Aim: Sift the material for lines containing "animation", and return them.

Collected data entries:
§

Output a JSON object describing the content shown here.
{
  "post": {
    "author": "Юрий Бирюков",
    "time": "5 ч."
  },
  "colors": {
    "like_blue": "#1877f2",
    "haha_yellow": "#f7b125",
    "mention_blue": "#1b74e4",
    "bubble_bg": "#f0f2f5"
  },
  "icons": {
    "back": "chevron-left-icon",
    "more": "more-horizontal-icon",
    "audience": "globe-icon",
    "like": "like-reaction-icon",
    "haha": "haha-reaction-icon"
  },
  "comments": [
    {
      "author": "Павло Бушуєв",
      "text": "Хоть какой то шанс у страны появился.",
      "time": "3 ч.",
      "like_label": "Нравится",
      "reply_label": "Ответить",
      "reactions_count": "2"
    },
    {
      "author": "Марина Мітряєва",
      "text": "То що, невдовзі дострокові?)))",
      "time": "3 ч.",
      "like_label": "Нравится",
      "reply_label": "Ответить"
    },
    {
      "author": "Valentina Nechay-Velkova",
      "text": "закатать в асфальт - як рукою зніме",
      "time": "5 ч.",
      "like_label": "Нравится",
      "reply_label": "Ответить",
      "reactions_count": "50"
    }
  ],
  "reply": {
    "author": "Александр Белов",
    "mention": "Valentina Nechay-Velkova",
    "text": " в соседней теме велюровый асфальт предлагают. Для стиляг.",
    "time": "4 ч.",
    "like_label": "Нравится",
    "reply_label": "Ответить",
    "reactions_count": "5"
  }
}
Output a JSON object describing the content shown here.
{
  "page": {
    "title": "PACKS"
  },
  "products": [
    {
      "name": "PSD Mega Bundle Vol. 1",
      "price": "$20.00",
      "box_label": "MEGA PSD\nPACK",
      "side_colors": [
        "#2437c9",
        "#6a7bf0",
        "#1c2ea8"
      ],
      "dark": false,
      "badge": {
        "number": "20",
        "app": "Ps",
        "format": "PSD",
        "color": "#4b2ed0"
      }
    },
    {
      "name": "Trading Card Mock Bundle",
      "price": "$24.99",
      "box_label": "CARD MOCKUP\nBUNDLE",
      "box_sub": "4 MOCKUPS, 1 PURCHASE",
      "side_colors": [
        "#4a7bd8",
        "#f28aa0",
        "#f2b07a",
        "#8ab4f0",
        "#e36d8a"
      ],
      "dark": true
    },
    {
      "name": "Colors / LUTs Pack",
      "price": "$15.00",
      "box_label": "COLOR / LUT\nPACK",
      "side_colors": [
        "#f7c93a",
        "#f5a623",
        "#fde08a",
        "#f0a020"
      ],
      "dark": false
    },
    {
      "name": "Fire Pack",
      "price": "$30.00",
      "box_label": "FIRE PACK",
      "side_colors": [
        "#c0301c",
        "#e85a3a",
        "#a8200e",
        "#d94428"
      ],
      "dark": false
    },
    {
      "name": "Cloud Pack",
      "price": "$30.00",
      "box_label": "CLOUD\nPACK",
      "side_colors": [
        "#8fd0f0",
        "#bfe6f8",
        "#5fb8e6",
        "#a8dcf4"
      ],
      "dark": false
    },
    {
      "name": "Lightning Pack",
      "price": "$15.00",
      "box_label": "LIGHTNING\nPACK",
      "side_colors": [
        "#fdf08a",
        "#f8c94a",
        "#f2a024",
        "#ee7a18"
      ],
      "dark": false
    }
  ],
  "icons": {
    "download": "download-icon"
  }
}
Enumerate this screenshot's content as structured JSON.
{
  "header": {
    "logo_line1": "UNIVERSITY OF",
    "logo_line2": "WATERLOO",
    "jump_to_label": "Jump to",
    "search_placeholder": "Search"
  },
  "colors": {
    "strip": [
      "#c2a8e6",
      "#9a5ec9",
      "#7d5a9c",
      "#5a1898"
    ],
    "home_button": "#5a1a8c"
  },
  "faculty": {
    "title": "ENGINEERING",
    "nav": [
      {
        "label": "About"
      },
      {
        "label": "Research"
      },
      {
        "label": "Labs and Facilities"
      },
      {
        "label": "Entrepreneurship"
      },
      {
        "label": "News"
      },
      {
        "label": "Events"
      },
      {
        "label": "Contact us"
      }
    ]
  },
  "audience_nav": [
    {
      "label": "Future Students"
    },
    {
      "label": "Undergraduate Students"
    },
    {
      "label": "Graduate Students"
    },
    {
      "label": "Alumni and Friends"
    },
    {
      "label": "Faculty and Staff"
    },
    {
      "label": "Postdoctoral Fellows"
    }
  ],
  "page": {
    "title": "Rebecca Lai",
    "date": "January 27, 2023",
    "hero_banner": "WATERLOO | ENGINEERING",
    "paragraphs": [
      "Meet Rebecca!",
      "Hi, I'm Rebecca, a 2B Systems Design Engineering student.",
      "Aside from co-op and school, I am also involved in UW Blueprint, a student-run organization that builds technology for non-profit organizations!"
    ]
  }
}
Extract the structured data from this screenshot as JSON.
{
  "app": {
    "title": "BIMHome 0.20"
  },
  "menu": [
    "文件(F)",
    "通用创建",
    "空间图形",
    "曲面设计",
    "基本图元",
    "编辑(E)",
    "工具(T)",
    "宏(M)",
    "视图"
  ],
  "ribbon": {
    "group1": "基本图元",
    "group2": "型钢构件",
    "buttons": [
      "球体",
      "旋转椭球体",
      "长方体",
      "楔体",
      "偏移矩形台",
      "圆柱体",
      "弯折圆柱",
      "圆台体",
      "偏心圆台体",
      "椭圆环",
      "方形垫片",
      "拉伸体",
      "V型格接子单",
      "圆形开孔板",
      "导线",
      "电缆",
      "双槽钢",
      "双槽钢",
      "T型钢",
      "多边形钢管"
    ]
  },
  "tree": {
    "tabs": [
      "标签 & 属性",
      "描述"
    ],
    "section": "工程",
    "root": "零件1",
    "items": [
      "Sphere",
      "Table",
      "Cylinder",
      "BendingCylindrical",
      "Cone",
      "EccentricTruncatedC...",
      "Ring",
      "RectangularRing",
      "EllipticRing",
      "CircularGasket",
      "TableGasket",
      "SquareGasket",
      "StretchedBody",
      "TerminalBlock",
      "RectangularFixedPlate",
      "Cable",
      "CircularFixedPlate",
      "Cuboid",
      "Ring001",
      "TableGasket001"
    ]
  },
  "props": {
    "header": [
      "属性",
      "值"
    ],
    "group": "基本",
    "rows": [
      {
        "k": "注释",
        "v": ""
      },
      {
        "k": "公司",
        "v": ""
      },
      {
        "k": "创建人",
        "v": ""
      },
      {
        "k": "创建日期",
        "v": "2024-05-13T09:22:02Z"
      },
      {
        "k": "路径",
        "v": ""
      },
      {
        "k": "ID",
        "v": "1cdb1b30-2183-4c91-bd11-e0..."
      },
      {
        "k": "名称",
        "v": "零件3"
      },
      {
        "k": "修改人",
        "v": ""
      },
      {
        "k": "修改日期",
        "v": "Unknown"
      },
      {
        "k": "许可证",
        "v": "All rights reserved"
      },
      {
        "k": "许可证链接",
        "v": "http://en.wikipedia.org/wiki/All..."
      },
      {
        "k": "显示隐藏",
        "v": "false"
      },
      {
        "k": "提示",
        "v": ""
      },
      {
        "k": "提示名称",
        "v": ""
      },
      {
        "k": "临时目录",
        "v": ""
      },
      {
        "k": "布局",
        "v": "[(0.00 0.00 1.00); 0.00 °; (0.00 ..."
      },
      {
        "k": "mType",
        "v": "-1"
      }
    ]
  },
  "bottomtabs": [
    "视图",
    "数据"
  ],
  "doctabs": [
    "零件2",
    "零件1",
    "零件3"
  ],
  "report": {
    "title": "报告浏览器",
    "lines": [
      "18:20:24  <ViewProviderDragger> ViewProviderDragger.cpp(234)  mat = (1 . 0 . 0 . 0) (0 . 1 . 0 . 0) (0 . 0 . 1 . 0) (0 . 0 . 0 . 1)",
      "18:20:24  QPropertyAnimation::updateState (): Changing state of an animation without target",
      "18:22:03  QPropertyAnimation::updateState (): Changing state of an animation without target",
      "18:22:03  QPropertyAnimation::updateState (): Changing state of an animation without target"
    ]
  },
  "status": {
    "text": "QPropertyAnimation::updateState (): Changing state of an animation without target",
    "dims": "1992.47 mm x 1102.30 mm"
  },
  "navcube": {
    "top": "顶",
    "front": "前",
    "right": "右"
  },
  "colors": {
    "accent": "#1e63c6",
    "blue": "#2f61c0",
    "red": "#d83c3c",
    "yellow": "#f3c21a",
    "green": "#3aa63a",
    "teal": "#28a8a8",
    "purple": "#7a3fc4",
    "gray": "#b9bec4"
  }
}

§

Full response:
      "18:20:24  QPropertyAnimation::updateState (): Changing state of an animation without target",
      "18:22:03  QPropertyAnimation::updateState (): Changing state of an animation without target",
      "18:22:03  QPropertyAnimation::updateState (): Changing state of an animation without target"
    "text": "QPropertyAnimation::updateState (): Changing state of an animation without target",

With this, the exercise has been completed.